# WHAT IS BEING ASKED
From the listing below, extract every line in which the word "Bitcoin" appears.

Figure record extracts

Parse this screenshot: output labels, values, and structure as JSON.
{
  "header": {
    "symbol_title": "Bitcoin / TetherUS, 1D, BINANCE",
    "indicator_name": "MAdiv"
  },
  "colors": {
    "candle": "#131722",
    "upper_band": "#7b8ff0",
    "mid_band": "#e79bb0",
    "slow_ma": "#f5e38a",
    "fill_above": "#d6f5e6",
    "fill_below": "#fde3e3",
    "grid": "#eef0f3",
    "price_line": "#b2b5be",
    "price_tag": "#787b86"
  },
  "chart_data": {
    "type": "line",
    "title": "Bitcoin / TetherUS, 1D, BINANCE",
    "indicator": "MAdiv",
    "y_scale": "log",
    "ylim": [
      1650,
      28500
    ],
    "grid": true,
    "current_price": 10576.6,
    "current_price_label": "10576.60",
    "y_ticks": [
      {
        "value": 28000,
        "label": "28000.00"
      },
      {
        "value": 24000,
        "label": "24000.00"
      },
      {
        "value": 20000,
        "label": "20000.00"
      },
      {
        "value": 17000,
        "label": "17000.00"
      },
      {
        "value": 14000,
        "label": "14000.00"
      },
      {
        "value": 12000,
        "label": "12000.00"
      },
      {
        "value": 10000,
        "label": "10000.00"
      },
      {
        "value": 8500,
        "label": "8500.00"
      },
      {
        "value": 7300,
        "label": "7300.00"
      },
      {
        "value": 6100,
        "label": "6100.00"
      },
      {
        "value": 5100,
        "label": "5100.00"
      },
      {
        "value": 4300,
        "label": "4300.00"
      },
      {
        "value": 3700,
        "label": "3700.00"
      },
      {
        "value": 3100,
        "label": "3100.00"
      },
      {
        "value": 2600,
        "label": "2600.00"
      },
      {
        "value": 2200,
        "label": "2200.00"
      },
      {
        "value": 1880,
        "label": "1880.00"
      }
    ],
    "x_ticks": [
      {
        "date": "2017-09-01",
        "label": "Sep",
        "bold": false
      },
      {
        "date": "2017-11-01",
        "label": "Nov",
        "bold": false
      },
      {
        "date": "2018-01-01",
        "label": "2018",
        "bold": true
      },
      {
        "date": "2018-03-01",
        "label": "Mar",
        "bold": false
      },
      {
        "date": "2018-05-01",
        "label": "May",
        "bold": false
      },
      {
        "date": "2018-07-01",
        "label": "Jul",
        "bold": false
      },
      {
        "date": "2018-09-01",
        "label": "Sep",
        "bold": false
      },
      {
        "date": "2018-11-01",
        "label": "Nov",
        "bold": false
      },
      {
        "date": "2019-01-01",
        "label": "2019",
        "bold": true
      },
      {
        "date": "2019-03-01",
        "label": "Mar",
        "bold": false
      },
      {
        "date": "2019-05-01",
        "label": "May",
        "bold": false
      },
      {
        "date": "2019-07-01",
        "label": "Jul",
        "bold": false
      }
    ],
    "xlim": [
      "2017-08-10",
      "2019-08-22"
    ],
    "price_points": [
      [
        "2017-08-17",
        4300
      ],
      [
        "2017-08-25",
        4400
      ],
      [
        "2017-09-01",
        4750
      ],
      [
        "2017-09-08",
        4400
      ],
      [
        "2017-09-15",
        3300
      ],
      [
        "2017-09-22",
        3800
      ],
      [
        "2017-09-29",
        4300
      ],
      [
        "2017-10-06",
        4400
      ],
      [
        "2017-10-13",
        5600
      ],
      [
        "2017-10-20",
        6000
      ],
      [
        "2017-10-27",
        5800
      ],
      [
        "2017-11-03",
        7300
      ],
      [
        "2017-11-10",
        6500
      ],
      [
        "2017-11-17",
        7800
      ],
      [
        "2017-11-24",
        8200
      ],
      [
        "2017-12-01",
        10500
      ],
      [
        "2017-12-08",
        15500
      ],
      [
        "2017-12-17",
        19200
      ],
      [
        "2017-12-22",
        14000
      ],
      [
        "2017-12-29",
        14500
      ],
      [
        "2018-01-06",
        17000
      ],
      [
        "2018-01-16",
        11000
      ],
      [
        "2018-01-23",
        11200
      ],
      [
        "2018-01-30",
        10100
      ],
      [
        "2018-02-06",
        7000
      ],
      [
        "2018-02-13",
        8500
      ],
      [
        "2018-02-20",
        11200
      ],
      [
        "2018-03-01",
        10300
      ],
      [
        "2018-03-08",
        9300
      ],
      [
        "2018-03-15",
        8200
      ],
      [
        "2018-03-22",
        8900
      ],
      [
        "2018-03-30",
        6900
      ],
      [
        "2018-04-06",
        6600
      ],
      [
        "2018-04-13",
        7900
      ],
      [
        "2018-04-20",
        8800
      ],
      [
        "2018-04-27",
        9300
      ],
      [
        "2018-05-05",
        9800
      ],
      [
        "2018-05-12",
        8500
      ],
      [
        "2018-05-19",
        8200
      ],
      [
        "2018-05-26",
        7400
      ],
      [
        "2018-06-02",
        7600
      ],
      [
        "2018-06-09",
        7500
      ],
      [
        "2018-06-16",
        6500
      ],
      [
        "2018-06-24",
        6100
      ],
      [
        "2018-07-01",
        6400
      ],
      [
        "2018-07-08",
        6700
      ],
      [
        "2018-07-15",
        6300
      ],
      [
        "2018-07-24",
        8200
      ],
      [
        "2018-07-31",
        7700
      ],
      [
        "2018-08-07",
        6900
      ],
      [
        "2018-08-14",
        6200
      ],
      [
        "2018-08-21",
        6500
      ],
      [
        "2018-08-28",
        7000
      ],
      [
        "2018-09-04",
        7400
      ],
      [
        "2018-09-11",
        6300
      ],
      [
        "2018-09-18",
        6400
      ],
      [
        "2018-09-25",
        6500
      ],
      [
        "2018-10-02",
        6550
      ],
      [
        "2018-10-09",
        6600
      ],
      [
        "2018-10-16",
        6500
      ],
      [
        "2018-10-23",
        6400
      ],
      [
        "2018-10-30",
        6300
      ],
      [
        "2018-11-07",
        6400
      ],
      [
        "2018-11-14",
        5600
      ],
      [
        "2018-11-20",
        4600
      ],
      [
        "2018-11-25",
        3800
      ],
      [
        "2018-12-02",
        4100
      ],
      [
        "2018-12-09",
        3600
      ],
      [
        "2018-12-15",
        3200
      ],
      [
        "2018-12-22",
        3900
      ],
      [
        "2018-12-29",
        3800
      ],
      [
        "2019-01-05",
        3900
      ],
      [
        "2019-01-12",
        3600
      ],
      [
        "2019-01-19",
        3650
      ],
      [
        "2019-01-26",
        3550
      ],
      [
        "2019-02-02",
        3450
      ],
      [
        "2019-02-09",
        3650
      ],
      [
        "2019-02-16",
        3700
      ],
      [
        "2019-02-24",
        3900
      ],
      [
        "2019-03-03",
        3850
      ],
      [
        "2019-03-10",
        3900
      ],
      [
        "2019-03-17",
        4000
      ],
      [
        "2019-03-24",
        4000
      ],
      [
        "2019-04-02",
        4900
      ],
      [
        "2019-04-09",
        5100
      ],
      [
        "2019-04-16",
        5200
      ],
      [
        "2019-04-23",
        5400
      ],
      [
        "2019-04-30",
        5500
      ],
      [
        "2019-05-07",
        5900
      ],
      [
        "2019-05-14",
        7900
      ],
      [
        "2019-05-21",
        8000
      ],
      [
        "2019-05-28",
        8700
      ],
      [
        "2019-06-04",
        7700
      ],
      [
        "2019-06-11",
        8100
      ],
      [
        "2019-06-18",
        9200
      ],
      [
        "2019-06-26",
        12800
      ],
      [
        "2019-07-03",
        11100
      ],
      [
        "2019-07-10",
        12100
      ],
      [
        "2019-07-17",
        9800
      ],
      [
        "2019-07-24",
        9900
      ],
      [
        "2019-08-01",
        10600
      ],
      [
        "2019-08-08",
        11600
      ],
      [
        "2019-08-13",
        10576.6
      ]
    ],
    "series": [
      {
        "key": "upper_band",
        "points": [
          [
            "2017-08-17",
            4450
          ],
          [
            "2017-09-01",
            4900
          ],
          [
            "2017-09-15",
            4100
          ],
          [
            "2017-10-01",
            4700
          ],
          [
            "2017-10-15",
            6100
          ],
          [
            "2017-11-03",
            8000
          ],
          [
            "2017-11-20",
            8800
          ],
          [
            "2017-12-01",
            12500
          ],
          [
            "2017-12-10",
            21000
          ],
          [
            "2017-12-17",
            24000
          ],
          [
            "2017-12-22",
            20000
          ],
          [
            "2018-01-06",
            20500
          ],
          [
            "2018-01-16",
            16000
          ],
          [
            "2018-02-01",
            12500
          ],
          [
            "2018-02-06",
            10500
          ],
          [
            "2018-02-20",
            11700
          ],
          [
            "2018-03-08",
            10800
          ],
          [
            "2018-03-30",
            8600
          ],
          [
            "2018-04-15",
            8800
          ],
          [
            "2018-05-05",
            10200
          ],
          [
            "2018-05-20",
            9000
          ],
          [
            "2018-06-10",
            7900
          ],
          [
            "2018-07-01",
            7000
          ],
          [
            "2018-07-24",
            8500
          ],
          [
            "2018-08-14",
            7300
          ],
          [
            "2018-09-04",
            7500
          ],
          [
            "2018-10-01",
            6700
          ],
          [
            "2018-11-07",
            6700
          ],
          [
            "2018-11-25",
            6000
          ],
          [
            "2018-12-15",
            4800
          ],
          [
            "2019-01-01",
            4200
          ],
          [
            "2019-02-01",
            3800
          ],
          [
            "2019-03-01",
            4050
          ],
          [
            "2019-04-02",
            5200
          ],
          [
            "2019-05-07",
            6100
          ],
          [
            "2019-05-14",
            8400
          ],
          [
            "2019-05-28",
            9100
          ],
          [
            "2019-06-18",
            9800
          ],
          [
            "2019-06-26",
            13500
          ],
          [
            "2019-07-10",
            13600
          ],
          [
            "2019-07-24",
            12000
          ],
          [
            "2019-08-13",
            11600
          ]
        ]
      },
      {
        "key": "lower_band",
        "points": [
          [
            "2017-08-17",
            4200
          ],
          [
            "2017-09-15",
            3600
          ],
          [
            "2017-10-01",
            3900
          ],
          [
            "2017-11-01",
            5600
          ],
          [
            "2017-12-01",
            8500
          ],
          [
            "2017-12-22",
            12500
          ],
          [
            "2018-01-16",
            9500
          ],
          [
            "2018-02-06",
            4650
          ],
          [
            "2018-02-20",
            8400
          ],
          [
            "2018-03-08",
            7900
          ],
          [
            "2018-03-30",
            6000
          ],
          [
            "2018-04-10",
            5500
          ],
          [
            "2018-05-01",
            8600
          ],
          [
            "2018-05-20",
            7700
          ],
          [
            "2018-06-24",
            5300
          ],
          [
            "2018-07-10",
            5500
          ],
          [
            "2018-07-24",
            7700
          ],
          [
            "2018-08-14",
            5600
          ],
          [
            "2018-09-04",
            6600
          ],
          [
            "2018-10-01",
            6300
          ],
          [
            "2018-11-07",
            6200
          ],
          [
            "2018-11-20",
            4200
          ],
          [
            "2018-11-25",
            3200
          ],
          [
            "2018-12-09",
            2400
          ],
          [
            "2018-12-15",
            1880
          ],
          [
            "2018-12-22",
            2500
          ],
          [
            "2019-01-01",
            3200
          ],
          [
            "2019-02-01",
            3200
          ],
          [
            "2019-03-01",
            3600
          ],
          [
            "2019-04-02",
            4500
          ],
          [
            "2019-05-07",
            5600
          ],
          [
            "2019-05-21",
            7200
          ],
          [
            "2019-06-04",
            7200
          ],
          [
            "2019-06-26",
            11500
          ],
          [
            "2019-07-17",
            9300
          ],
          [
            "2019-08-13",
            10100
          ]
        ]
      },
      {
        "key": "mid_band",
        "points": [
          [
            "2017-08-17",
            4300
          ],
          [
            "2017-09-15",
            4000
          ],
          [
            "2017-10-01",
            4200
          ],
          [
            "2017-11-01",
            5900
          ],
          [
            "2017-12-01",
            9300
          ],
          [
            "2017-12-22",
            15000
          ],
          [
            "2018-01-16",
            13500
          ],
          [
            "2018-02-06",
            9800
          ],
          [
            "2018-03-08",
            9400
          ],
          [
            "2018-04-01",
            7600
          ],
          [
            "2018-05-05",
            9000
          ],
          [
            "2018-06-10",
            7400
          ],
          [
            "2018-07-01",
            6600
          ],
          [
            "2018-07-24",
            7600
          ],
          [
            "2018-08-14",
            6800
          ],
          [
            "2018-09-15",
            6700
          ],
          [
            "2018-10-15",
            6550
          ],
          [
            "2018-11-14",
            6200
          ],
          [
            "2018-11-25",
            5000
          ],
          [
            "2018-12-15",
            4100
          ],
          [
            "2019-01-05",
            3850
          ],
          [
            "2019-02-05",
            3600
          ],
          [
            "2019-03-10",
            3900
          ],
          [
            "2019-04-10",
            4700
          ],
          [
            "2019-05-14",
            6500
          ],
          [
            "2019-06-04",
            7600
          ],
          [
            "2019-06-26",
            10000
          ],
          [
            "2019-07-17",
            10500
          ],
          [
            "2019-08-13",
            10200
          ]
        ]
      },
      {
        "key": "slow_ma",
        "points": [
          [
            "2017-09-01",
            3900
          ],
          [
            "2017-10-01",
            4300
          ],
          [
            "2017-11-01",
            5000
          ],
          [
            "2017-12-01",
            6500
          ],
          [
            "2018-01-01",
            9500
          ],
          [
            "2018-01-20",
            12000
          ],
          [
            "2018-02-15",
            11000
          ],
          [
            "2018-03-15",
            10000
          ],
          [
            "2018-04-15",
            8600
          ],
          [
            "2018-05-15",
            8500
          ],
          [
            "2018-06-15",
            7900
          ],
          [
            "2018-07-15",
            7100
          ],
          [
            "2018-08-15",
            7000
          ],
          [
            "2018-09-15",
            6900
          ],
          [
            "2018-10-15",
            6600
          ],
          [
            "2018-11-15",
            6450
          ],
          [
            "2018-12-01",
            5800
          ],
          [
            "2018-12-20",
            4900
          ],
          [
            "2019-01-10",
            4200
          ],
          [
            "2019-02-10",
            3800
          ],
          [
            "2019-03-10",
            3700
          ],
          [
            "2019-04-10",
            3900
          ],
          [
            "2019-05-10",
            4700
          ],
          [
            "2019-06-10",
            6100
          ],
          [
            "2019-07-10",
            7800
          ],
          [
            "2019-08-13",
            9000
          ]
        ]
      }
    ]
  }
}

# RESULT OF THE EXERCISE
    "symbol_title": "Bitcoin / TetherUS, 1D, BINANCE",
    "title": "Bitcoin / TetherUS, 1D, BINANCE",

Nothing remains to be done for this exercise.